(Saved entries)
○ ○ ○ ○ ○

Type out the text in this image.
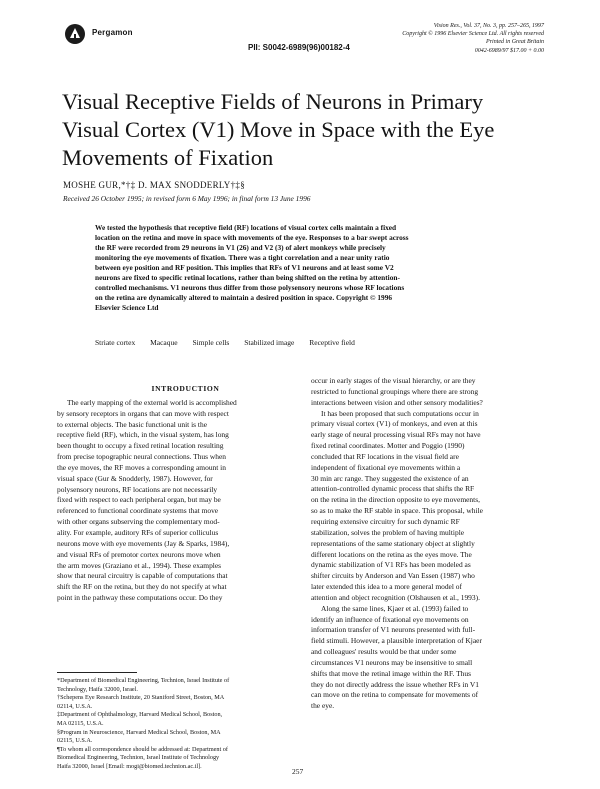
Pergamon
PII: S0042-6989(96)00182-4
Vision Res., Vol. 37, No. 3, pp. 257–265, 1997
Copyright © 1996 Elsevier Science Ltd. All rights reserved
Printed in Great Britain
0042-6989/97 $17.00 + 0.00
Visual Receptive Fields of Neurons in Primary
Visual Cortex (V1) Move in Space with the Eye
Movements of Fixation
MOSHE GUR,*†‡ D. MAX SNODDERLY†‡§
Received 26 October 1995; in revised form 6 May 1996; in final form 13 June 1996
We tested the hypothesis that receptive field (RF) locations of visual cortex cells maintain a fixed
location on the retina and move in space with movements of the eye. Responses to a bar swept across
the RF were recorded from 29 neurons in V1 (26) and V2 (3) of alert monkeys while precisely
monitoring the eye movements of fixation. There was a tight correlation and a near unity ratio
between eye position and RF position. This implies that RFs of V1 neurons and at least some V2
neurons are fixed to specific retinal locations, rather than being shifted on the retina by attention-
controlled mechanisms. V1 neurons thus differ from those polysensory neurons whose RF locations
on the retina are dynamically altered to maintain a desired position in space. Copyright © 1996
Elsevier Science Ltd
Striate cortex Macaque Simple cells Stabilized image Receptive field
INTRODUCTION
The early mapping of the external world is accomplished
by sensory receptors in organs that can move with respect
to external objects. The basic functional unit is the
receptive field (RF), which, in the visual system, has long
been thought to occupy a fixed retinal location resulting
from precise topographic neural connections. Thus when
the eye moves, the RF moves a corresponding amount in
visual space (Gur & Snodderly, 1987). However, for
polysensory neurons, RF locations are not necessarily
fixed with respect to each peripheral organ, but may be
referenced to functional coordinate systems that move
with other organs subserving the complementary mod-
ality. For example, auditory RFs of superior colliculus
neurons move with eye movements (Jay & Sparks, 1984),
and visual RFs of premotor cortex neurons move when
the arm moves (Graziano et al., 1994). These examples
show that neural circuitry is capable of computations that
shift the RF on the retina, but they do not specify at what
point in the pathway these computations occur. Do they
occur in early stages of the visual hierarchy, or are they
restricted to functional groupings where there are strong
interactions between vision and other sensory modalities?
It has been proposed that such computations occur in
primary visual cortex (V1) of monkeys, and even at this
early stage of neural processing visual RFs may not have
fixed retinal coordinates. Motter and Poggio (1990)
concluded that RF locations in the visual field are
independent of fixational eye movements within a
30 min arc range. They suggested the existence of an
attention-controlled dynamic process that shifts the RF
on the retina in the direction opposite to eye movements,
so as to make the RF stable in space. This proposal, while
requiring extensive circuitry for such dynamic RF
stabilization, solves the problem of having multiple
representations of the same stationary object at slightly
different locations on the retina as the eyes move. The
dynamic stabilization of V1 RFs has been modeled as
shifter circuits by Anderson and Van Essen (1987) who
later extended this idea to a more general model of
attention and object recognition (Olshausen et al., 1993).
Along the same lines, Kjaer et al. (1993) failed to
identify an influence of fixational eye movements on
information transfer of V1 neurons presented with full-
field stimuli. However, a plausible interpretation of Kjaer
and colleagues' results would be that under some
circumstances V1 neurons may be insensitive to small
shifts that move the retinal image within the RF. Thus
they do not directly address the issue whether RFs in V1
can move on the retina to compensate for movements of
the eye.
*Department of Biomedical Engineering, Technion, Israel Institute of
Technology, Haifa 32000, Israel.
†Schepens Eye Research Institute, 20 Staniford Street, Boston, MA
02114, U.S.A.
‡Department of Ophthalmology, Harvard Medical School, Boston,
MA 02115, U.S.A.
§Program in Neuroscience, Harvard Medical School, Boston, MA
02115, U.S.A.
¶To whom all correspondence should be addressed at: Department of
Biomedical Engineering, Technion, Israel Institute of Technology
Haifa 32000, Israel [Email: mogi@biomed.technion.ac.il].
257
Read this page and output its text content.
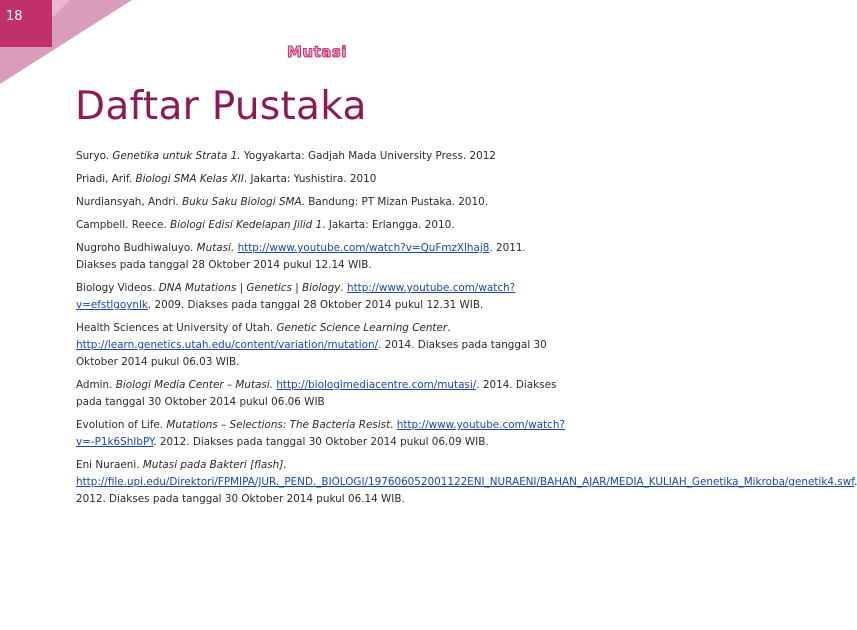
18
Mutasi
Daftar Pustaka
Suryo. Genetika untuk Strata 1. Yogyakarta: Gadjah Mada University Press. 2012
Priadi, Arif. Biologi SMA Kelas XII. Jakarta: Yushistira. 2010
Nurdiansyah, Andri. Buku Saku Biologi SMA. Bandung: PT Mizan Pustaka. 2010.
Campbell. Reece. Biologi Edisi Kedelapan Jilid 1. Jakarta: Erlangga. 2010.
Nugroho Budhiwaluyo. Mutasi. http://www.youtube.com/watch?v=QuFmzXlhaj8. 2011. Diakses pada tanggal 28 Oktober 2014 pukul 12.14 WIB.
Biology Videos. DNA Mutations | Genetics | Biology. http://www.youtube.com/watch?v=efstlgoynlk. 2009. Diakses pada tanggal 28 Oktober 2014 pukul 12.31 WIB.
Health Sciences at University of Utah. Genetic Science Learning Center. http://learn.genetics.utah.edu/content/variation/mutation/. 2014. Diakses pada tanggal 30 Oktober 2014 pukul 06.03 WIB.
Admin. Biologi Media Center – Mutasi. http://biologimediacentre.com/mutasi/. 2014. Diakses pada tanggal 30 Oktober 2014 pukul 06.06 WIB
Evolution of Life. Mutations – Selections: The Bacteria Resist. http://www.youtube.com/watch?v=-P1k6ShIbPY. 2012. Diakses pada tanggal 30 Oktober 2014 pukul 06.09 WIB.
Eni Nuraeni. Mutasi pada Bakteri [flash]. http://file.upi.edu/Direktori/FPMIPA/JUR._PEND._BIOLOGI/197606052001122ENI_NURAENI/BAHAN_AJAR/MEDIA_KULIAH_Genetika_Mikroba/genetik4.swf 2012. Diakses pada tanggal 30 Oktober 2014 pukul 06.14 WIB.
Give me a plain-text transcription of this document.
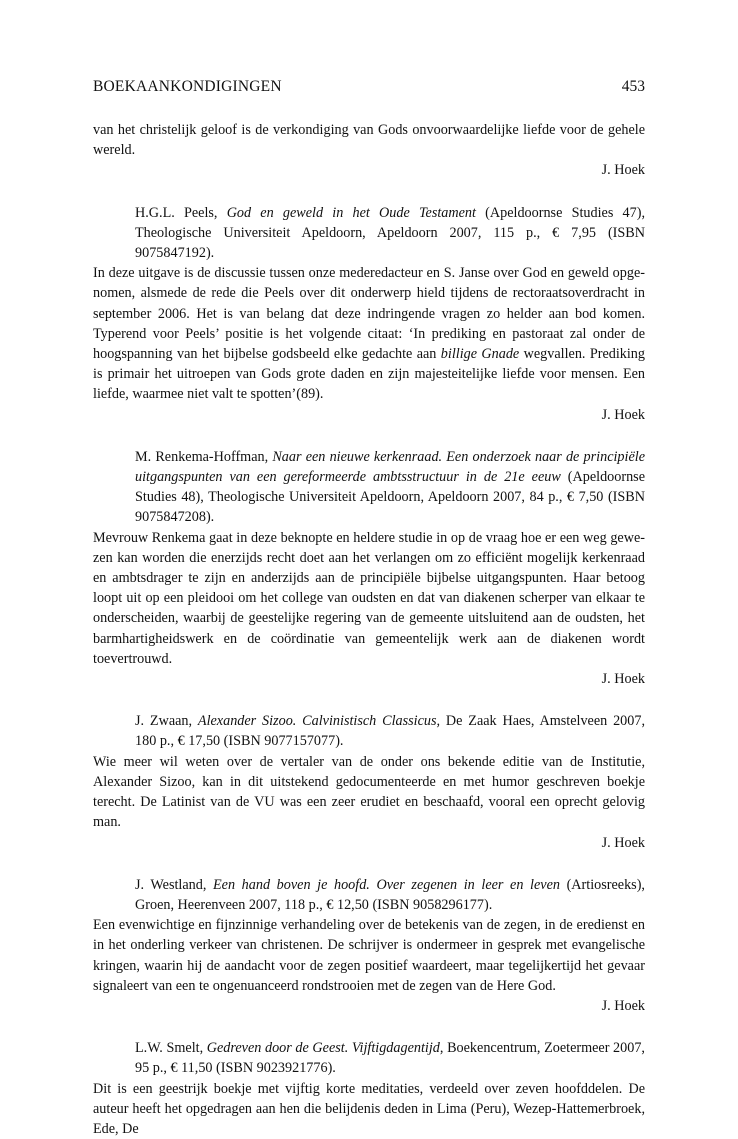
BOEKAANKONDIGINGEN	453

van het christelijk geloof is de verkondiging van Gods onvoorwaardelijke liefde voor de gehele wereld.

J. Hoek

H.G.L. Peels, God en geweld in het Oude Testament (Apeldoornse Studies 47), Theologische Universiteit Apeldoorn, Apeldoorn 2007, 115 p., € 7,95 (ISBN 9075847192).

In deze uitgave is de discussie tussen onze mederedacteur en S. Janse over God en geweld opgenomen, alsmede de rede die Peels over dit onderwerp hield tijdens de rectoraatsoverdracht in september 2006. Het is van belang dat deze indringende vragen zo helder aan bod komen. Typerend voor Peels’ positie is het volgende citaat: ‘In prediking en pastoraat zal onder de hoogspanning van het bijbelse godsbeeld elke gedachte aan billige Gnade wegvallen. Prediking is primair het uitroepen van Gods grote daden en zijn majesteitelijke liefde voor mensen. Een liefde, waarmee niet valt te spotten’(89).

J. Hoek

M. Renkema-Hoffman, Naar een nieuwe kerkenraad. Een onderzoek naar de principiële uitgangspunten van een gereformeerde ambtsstructuur in de 21e eeuw (Apeldoornse Studies 48), Theologische Universiteit Apeldoorn, Apeldoorn 2007, 84 p., € 7,50 (ISBN 9075847208).

Mevrouw Renkema gaat in deze beknopte en heldere studie in op de vraag hoe er een weg gewezen kan worden die enerzijds recht doet aan het verlangen om zo efficiënt mogelijk kerkenraad en ambtsdrager te zijn en anderzijds aan de principiële bijbelse uitgangspunten. Haar betoog loopt uit op een pleidooi om het college van oudsten en dat van diakenen scherper van elkaar te onderscheiden, waarbij de geestelijke regering van de gemeente uitsluitend aan de oudsten, het barmhartigheidswerk en de coördinatie van gemeentelijk werk aan de diakenen wordt toevertrouwd.

J. Hoek

J. Zwaan, Alexander Sizoo. Calvinistisch Classicus, De Zaak Haes, Amstelveen 2007, 180 p., € 17,50 (ISBN 9077157077).

Wie meer wil weten over de vertaler van de onder ons bekende editie van de Institutie, Alexander Sizoo, kan in dit uitstekend gedocumenteerde en met humor geschreven boekje terecht. De Latinist van de VU was een zeer erudiet en beschaafd, vooral een oprecht gelovig man.

J. Hoek

J. Westland, Een hand boven je hoofd. Over zegenen in leer en leven (Artiosreeks), Groen, Heerenveen 2007, 118 p., € 12,50 (ISBN 9058296177).

Een evenwichtige en fijnzinnige verhandeling over de betekenis van de zegen, in de eredienst en in het onderling verkeer van christenen. De schrijver is ondermeer in gesprek met evangelische kringen, waarin hij de aandacht voor de zegen positief waardeert, maar tegelijkertijd het gevaar signaleert van een te ongenuanceerd rondstrooien met de zegen van de Here God.

J. Hoek

L.W. Smelt, Gedreven door de Geest. Vijftigdagentijd, Boekencentrum, Zoetermeer 2007, 95 p., € 11,50 (ISBN 9023921776).

Dit is een geestrijk boekje met vijftig korte meditaties, verdeeld over zeven hoofddelen. De auteur heeft het opgedragen aan hen die belijdenis deden in Lima (Peru), Wezep-Hattemerbroek, Ede, De
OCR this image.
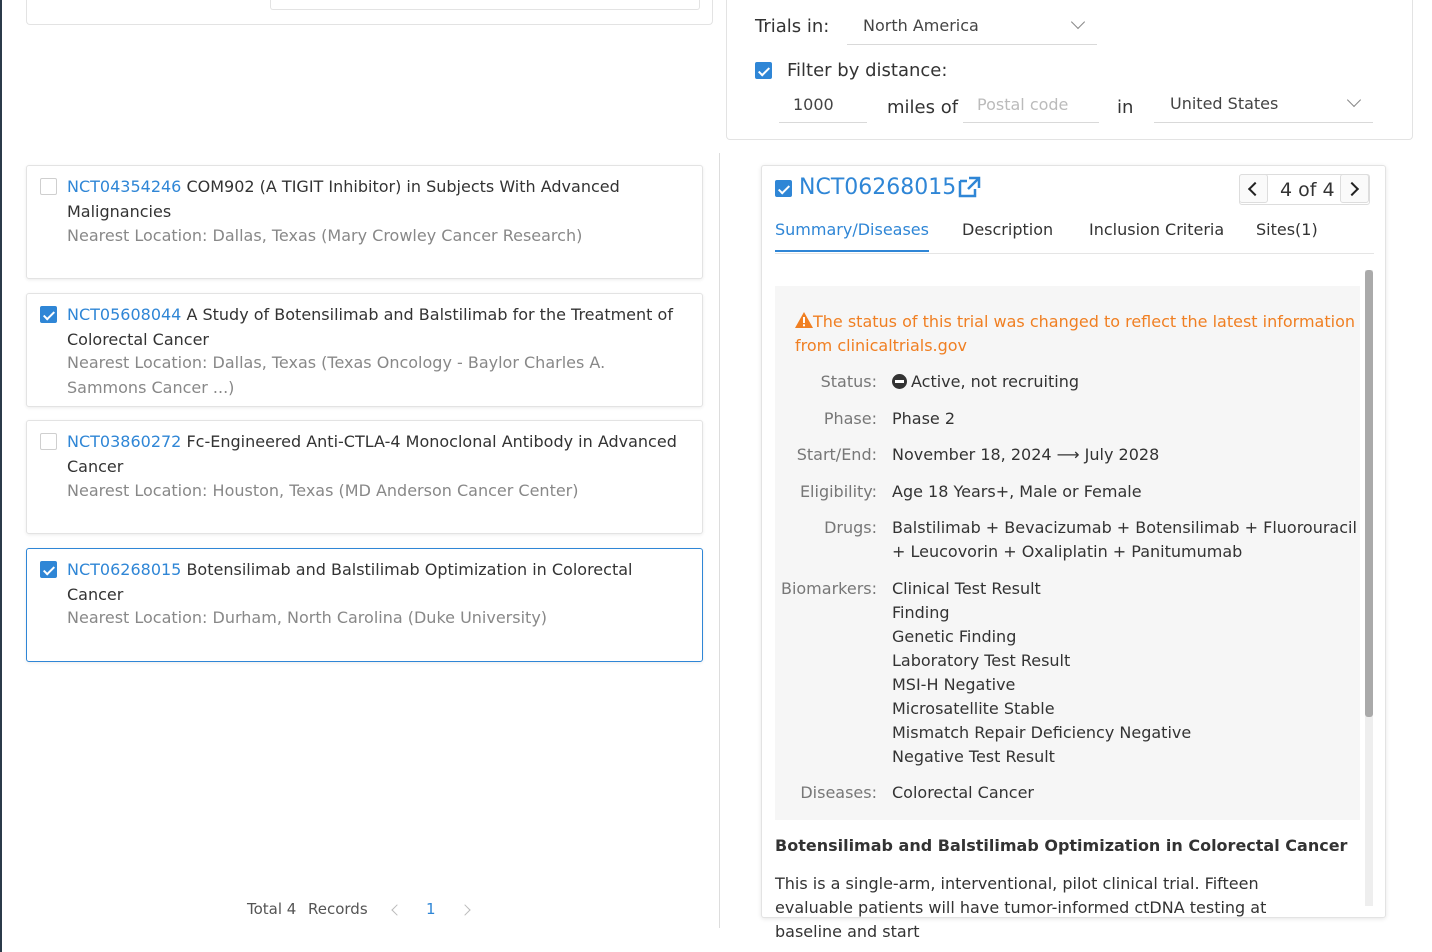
Trials in: North America
Filter by distance:
1000	miles of Postal code	in United States
NCT04354246 COM902 (A TIGIT Inhibitor) in Subjects With Advanced Malignancies
Nearest Location: Dallas, Texas (Mary Crowley Cancer Research)
NCT05608044 A Study of Botensilimab and Balstilimab for the Treatment of Colorectal Cancer
Nearest Location: Dallas, Texas (Texas Oncology - Baylor Charles A. Sammons Cancer ...)
NCT03860272 Fc-Engineered Anti-CTLA-4 Monoclonal Antibody in Advanced Cancer
Nearest Location: Houston, Texas (MD Anderson Cancer Center)
NCT06268015 Botensilimab and Balstilimab Optimization in Colorectal Cancer
Nearest Location: Durham, North Carolina (Duke University)
Total 4 Records	1
NCT06268015	4 of 4
Summary/Diseases Description Inclusion Criteria Sites(1)
The status of this trial was changed to reflect the latest information from clinicaltrials.gov
Status:	Active, not recruiting
Phase: Phase 2
Start/End: November 18, 2024 ⟶ July 2028
Eligibility: Age 18 Years+, Male or Female
Drugs: Balstilimab + Bevacizumab + Botensilimab + Fluorouracil + Leucovorin + Oxaliplatin + Panitumumab
Biomarkers: Clinical Test Result
Finding
Genetic Finding
Laboratory Test Result
MSI-H Negative
Microsatellite Stable
Mismatch Repair Deficiency Negative
Negative Test Result
Diseases: Colorectal Cancer
Botensilimab and Balstilimab Optimization in Colorectal Cancer
This is a single-arm, interventional, pilot clinical trial. Fifteen evaluable patients will have tumor-informed ctDNA testing at baseline and start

○ ○ ○ ○ ○

### EXERCISE INSTRUCTIONS:
Copy every line in the records above that contains the word "from".

### RESPONSE:
the RF were recorded from 29 neurons in V1 (26) and V2 (3) of alert monkeys while precisely
controlled mechanisms. V1 neurons thus differ from those polysensory neurons whose RF locations
from precise topographic neural connections. Thus when
The status of this trial was changed to reflect the latest information from clinicaltrials.gov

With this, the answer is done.